§ **What the task requires**
Please quote every line word for word.

§ **Data supplied**
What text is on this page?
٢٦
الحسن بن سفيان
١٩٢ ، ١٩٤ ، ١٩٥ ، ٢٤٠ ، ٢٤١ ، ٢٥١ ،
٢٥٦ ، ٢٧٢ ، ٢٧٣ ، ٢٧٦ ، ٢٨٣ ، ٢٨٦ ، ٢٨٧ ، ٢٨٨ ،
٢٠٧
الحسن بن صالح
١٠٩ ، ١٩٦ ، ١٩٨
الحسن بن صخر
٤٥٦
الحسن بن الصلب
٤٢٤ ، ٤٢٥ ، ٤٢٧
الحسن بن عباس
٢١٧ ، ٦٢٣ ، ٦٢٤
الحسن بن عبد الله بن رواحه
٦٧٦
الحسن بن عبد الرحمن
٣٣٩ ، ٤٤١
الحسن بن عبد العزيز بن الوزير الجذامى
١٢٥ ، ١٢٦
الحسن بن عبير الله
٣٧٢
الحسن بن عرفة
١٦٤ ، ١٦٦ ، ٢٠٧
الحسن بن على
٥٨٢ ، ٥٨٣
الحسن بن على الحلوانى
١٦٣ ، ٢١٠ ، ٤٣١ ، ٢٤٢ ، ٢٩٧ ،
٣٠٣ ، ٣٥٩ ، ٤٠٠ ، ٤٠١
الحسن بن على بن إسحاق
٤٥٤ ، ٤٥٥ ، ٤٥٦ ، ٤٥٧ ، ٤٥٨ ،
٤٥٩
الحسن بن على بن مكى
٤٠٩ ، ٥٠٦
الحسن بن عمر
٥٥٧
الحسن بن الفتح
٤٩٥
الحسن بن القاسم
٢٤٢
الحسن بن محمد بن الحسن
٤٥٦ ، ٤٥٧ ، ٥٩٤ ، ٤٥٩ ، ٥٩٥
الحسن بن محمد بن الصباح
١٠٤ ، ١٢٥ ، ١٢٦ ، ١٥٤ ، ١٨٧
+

§ **Solution for this task**
What text is on this page?
٢٦
الحسن بن سفيان
١٩٢ ، ١٩٤ ، ١٩٥ ، ٢٤٠ ، ٢٤١ ، ٢٥١ ،
٢٥٦ ، ٢٧٢ ، ٢٧٣ ، ٢٧٦ ، ٢٨٣ ، ٢٨٦ ، ٢٨٧ ، ٢٨٨ ،
٢٠٧
الحسن بن صالح
١٠٩ ، ١٩٦ ، ١٩٨
الحسن بن صخر
٤٥٦
الحسن بن الصلب
٤٢٤ ، ٤٢٥ ، ٤٢٧
الحسن بن عباس
٢١٧ ، ٦٢٣ ، ٦٢٤
الحسن بن عبد الله بن رواحه
٦٧٦
الحسن بن عبد الرحمن
٣٣٩ ، ٤٤١
الحسن بن عبد العزيز بن الوزير الجذامى
١٢٥ ، ١٢٦
الحسن بن عبير الله
٣٧٢
الحسن بن عرفة
١٦٤ ، ١٦٦ ، ٢٠٧
الحسن بن على
٥٨٢ ، ٥٨٣
الحسن بن على الحلوانى
١٦٣ ، ٢١٠ ، ٤٣١ ، ٢٤٢ ، ٢٩٧ ،
٣٠٣ ، ٣٥٩ ، ٤٠٠ ، ٤٠١
الحسن بن على بن إسحاق
٤٥٤ ، ٤٥٥ ، ٤٥٦ ، ٤٥٧ ، ٤٥٨ ،
٤٥٩
الحسن بن على بن مكى
٤٠٩ ، ٥٠٦
الحسن بن عمر
٥٥٧
الحسن بن الفتح
٤٩٥
الحسن بن القاسم
٢٤٢
الحسن بن محمد بن الحسن
٤٥٦ ، ٤٥٧ ، ٥٩٤ ، ٤٥٩ ، ٥٩٥
الحسن بن محمد بن الصباح
١٠٤ ، ١٢٥ ، ١٢٦ ، ١٥٤ ، ١٨٧
+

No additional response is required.